GOAL OF THE EXERCISE:
Drop the images; return everything else in the listing below exactly.

SUPPLIED MATERIAL:
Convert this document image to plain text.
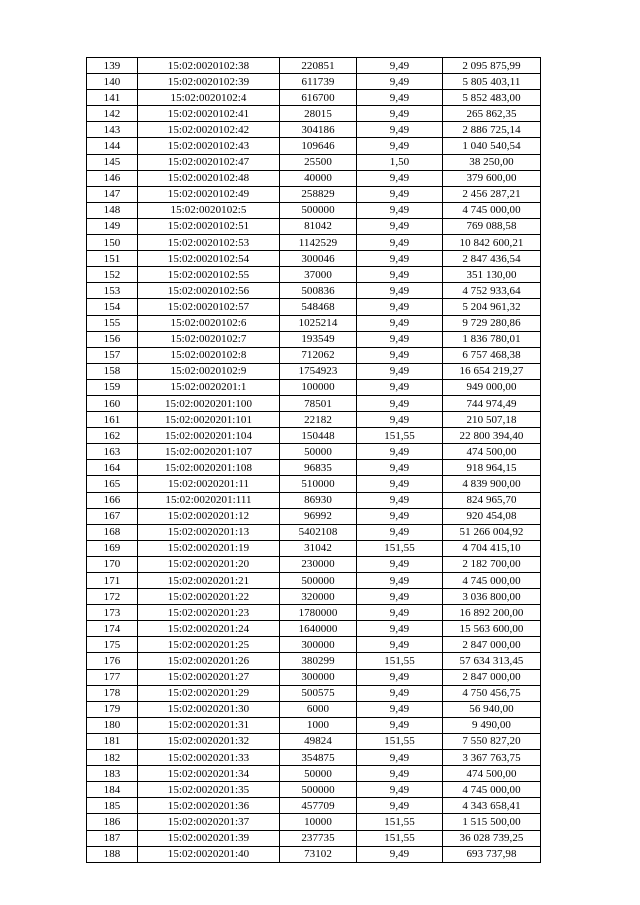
139	15:02:0020102:38	220851	9,49	2 095 875,99
140	15:02:0020102:39	611739	9,49	5 805 403,11
141	15:02:0020102:4	616700	9,49	5 852 483,00
142	15:02:0020102:41	28015	9,49	265 862,35
143	15:02:0020102:42	304186	9,49	2 886 725,14
144	15:02:0020102:43	109646	9,49	1 040 540,54
145	15:02:0020102:47	25500	1,50	38 250,00
146	15:02:0020102:48	40000	9,49	379 600,00
147	15:02:0020102:49	258829	9,49	2 456 287,21
148	15:02:0020102:5	500000	9,49	4 745 000,00
149	15:02:0020102:51	81042	9,49	769 088,58
150	15:02:0020102:53	1142529	9,49	10 842 600,21
151	15:02:0020102:54	300046	9,49	2 847 436,54
152	15:02:0020102:55	37000	9,49	351 130,00
153	15:02:0020102:56	500836	9,49	4 752 933,64
154	15:02:0020102:57	548468	9,49	5 204 961,32
155	15:02:0020102:6	1025214	9,49	9 729 280,86
156	15:02:0020102:7	193549	9,49	1 836 780,01
157	15:02:0020102:8	712062	9,49	6 757 468,38
158	15:02:0020102:9	1754923	9,49	16 654 219,27
159	15:02:0020201:1	100000	9,49	949 000,00
160	15:02:0020201:100	78501	9,49	744 974,49
161	15:02:0020201:101	22182	9,49	210 507,18
162	15:02:0020201:104	150448	151,55	22 800 394,40
163	15:02:0020201:107	50000	9,49	474 500,00
164	15:02:0020201:108	96835	9,49	918 964,15
165	15:02:0020201:11	510000	9,49	4 839 900,00
166	15:02:0020201:111	86930	9,49	824 965,70
167	15:02:0020201:12	96992	9,49	920 454,08
168	15:02:0020201:13	5402108	9,49	51 266 004,92
169	15:02:0020201:19	31042	151,55	4 704 415,10
170	15:02:0020201:20	230000	9,49	2 182 700,00
171	15:02:0020201:21	500000	9,49	4 745 000,00
172	15:02:0020201:22	320000	9,49	3 036 800,00
173	15:02:0020201:23	1780000	9,49	16 892 200,00
174	15:02:0020201:24	1640000	9,49	15 563 600,00
175	15:02:0020201:25	300000	9,49	2 847 000,00
176	15:02:0020201:26	380299	151,55	57 634 313,45
177	15:02:0020201:27	300000	9,49	2 847 000,00
178	15:02:0020201:29	500575	9,49	4 750 456,75
179	15:02:0020201:30	6000	9,49	56 940,00
180	15:02:0020201:31	1000	9,49	9 490,00
181	15:02:0020201:32	49824	151,55	7 550 827,20
182	15:02:0020201:33	354875	9,49	3 367 763,75
183	15:02:0020201:34	50000	9,49	474 500,00
184	15:02:0020201:35	500000	9,49	4 745 000,00
185	15:02:0020201:36	457709	9,49	4 343 658,41
186	15:02:0020201:37	10000	151,55	1 515 500,00
187	15:02:0020201:39	237735	151,55	36 028 739,25
188	15:02:0020201:40	73102	9,49	693 737,98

TASK RESULT:
Convert this document image to plain text.
139	15:02:0020102:38	220851	9,49	2 095 875,99
140	15:02:0020102:39	611739	9,49	5 805 403,11
141	15:02:0020102:4	616700	9,49	5 852 483,00
142	15:02:0020102:41	28015	9,49	265 862,35
143	15:02:0020102:42	304186	9,49	2 886 725,14
144	15:02:0020102:43	109646	9,49	1 040 540,54
145	15:02:0020102:47	25500	1,50	38 250,00
146	15:02:0020102:48	40000	9,49	379 600,00
147	15:02:0020102:49	258829	9,49	2 456 287,21
148	15:02:0020102:5	500000	9,49	4 745 000,00
149	15:02:0020102:51	81042	9,49	769 088,58
150	15:02:0020102:53	1142529	9,49	10 842 600,21
151	15:02:0020102:54	300046	9,49	2 847 436,54
152	15:02:0020102:55	37000	9,49	351 130,00
153	15:02:0020102:56	500836	9,49	4 752 933,64
154	15:02:0020102:57	548468	9,49	5 204 961,32
155	15:02:0020102:6	1025214	9,49	9 729 280,86
156	15:02:0020102:7	193549	9,49	1 836 780,01
157	15:02:0020102:8	712062	9,49	6 757 468,38
158	15:02:0020102:9	1754923	9,49	16 654 219,27
159	15:02:0020201:1	100000	9,49	949 000,00
160	15:02:0020201:100	78501	9,49	744 974,49
161	15:02:0020201:101	22182	9,49	210 507,18
162	15:02:0020201:104	150448	151,55	22 800 394,40
163	15:02:0020201:107	50000	9,49	474 500,00
164	15:02:0020201:108	96835	9,49	918 964,15
165	15:02:0020201:11	510000	9,49	4 839 900,00
166	15:02:0020201:111	86930	9,49	824 965,70
167	15:02:0020201:12	96992	9,49	920 454,08
168	15:02:0020201:13	5402108	9,49	51 266 004,92
169	15:02:0020201:19	31042	151,55	4 704 415,10
170	15:02:0020201:20	230000	9,49	2 182 700,00
171	15:02:0020201:21	500000	9,49	4 745 000,00
172	15:02:0020201:22	320000	9,49	3 036 800,00
173	15:02:0020201:23	1780000	9,49	16 892 200,00
174	15:02:0020201:24	1640000	9,49	15 563 600,00
175	15:02:0020201:25	300000	9,49	2 847 000,00
176	15:02:0020201:26	380299	151,55	57 634 313,45
177	15:02:0020201:27	300000	9,49	2 847 000,00
178	15:02:0020201:29	500575	9,49	4 750 456,75
179	15:02:0020201:30	6000	9,49	56 940,00
180	15:02:0020201:31	1000	9,49	9 490,00
181	15:02:0020201:32	49824	151,55	7 550 827,20
182	15:02:0020201:33	354875	9,49	3 367 763,75
183	15:02:0020201:34	50000	9,49	474 500,00
184	15:02:0020201:35	500000	9,49	4 745 000,00
185	15:02:0020201:36	457709	9,49	4 343 658,41
186	15:02:0020201:37	10000	151,55	1 515 500,00
187	15:02:0020201:39	237735	151,55	36 028 739,25
188	15:02:0020201:40	73102	9,49	693 737,98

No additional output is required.